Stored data
········

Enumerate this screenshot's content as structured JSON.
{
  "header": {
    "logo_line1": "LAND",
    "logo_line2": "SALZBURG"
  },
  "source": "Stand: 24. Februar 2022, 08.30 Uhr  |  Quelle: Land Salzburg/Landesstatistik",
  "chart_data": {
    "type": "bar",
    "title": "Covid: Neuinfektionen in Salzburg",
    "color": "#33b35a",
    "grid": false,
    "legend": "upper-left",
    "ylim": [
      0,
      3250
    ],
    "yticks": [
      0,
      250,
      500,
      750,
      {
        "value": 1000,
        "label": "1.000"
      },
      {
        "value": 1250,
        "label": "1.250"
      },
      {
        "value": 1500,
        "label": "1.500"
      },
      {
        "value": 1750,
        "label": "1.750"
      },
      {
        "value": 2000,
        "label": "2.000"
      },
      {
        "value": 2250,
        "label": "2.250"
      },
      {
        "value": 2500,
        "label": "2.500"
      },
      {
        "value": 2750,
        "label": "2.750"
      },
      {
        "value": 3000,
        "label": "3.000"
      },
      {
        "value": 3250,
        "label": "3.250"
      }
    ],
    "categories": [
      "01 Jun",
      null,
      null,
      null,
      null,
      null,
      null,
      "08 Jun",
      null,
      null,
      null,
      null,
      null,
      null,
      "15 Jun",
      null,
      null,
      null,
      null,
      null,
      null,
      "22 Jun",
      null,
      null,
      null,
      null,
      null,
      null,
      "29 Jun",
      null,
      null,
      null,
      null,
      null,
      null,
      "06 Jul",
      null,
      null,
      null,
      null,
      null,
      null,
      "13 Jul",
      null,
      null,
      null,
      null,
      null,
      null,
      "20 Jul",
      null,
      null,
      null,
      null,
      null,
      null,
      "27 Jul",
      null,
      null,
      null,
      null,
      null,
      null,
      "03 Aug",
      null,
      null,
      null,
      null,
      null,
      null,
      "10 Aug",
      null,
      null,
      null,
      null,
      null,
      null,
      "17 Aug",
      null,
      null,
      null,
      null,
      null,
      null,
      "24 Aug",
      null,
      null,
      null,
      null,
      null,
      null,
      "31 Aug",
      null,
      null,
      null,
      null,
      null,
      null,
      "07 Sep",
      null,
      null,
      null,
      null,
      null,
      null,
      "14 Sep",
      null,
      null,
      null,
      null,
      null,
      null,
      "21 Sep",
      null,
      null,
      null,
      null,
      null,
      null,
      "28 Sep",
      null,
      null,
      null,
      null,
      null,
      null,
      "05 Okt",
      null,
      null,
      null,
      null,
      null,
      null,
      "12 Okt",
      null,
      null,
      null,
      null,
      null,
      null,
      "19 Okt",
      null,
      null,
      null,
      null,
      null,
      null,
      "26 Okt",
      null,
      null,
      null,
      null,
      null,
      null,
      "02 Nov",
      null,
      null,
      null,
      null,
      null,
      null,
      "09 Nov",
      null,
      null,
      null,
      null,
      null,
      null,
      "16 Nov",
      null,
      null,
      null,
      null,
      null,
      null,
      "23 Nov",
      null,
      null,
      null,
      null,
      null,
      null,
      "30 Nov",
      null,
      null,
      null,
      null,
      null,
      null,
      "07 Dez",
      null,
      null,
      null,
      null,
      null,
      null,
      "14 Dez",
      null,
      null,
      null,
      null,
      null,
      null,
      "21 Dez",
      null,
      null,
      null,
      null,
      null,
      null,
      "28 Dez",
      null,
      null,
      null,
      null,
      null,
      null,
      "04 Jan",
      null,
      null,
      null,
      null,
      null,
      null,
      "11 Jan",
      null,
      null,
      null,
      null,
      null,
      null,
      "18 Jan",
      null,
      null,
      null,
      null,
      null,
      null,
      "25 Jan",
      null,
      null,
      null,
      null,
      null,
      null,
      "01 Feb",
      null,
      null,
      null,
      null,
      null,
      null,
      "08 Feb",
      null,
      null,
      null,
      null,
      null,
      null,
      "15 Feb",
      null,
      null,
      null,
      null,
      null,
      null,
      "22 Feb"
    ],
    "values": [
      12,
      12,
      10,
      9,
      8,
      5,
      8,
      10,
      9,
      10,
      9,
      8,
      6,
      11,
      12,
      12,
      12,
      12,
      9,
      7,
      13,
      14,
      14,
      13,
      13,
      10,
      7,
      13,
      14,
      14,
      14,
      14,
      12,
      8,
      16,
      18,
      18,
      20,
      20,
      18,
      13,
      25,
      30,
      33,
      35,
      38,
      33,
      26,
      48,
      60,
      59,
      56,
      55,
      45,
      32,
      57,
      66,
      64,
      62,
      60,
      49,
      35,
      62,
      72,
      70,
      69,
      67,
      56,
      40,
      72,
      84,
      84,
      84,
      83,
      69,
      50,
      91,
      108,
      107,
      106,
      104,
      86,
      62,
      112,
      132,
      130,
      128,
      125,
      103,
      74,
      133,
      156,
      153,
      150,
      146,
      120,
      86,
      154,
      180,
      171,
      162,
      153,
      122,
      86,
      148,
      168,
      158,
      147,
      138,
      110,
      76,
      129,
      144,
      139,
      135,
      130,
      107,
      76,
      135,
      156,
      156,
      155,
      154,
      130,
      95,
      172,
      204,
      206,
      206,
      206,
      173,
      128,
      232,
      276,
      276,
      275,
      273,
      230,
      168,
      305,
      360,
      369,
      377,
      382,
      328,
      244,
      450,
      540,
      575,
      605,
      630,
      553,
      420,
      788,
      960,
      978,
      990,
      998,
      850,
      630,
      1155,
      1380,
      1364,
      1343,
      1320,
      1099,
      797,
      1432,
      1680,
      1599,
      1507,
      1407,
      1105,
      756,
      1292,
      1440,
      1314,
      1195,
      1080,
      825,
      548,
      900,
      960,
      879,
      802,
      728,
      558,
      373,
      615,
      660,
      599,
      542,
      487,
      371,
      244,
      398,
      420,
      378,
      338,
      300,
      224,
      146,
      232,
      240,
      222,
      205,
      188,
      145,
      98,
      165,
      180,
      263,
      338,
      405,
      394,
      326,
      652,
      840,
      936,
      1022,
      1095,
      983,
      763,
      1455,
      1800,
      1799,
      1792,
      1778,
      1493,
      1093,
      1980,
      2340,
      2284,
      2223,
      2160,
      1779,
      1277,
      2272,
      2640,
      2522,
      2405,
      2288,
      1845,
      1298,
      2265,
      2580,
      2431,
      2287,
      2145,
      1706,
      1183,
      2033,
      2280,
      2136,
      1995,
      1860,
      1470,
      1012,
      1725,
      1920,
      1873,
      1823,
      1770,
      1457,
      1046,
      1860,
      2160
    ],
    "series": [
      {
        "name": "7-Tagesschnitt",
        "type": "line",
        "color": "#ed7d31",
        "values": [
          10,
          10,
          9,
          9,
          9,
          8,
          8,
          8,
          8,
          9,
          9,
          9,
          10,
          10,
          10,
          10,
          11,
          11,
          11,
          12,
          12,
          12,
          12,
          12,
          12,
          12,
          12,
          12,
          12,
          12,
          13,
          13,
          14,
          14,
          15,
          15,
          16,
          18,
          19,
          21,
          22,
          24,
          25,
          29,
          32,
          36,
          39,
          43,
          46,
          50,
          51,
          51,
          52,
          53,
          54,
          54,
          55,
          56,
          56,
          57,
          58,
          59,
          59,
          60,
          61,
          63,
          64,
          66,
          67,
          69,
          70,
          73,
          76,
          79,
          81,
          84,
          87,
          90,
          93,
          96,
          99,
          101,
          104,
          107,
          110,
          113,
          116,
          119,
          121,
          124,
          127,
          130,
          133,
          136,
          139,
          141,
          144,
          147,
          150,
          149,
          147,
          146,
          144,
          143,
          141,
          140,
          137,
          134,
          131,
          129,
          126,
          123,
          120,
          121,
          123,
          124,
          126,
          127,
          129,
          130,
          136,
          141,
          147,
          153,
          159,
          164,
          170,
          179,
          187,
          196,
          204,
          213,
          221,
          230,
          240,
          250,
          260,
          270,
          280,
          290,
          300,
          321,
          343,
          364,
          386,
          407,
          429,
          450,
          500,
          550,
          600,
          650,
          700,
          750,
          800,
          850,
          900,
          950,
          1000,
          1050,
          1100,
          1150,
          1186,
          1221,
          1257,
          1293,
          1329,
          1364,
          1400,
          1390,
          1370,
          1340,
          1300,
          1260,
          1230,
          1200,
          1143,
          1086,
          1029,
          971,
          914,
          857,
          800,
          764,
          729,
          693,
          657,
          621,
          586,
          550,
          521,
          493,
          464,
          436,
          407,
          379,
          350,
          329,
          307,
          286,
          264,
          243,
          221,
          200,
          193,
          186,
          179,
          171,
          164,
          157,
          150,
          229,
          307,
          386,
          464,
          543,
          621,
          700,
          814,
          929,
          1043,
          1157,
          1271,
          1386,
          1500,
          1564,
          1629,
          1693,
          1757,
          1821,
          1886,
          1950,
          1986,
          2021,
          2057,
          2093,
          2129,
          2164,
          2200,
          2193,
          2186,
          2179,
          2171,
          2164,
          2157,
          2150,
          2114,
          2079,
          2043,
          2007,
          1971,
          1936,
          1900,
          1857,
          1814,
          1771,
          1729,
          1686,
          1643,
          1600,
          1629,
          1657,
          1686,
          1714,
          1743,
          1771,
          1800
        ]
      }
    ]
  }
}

········

(The request): In the records above, how many lines contain the word "label"? Give the number alone.

(Result below): 10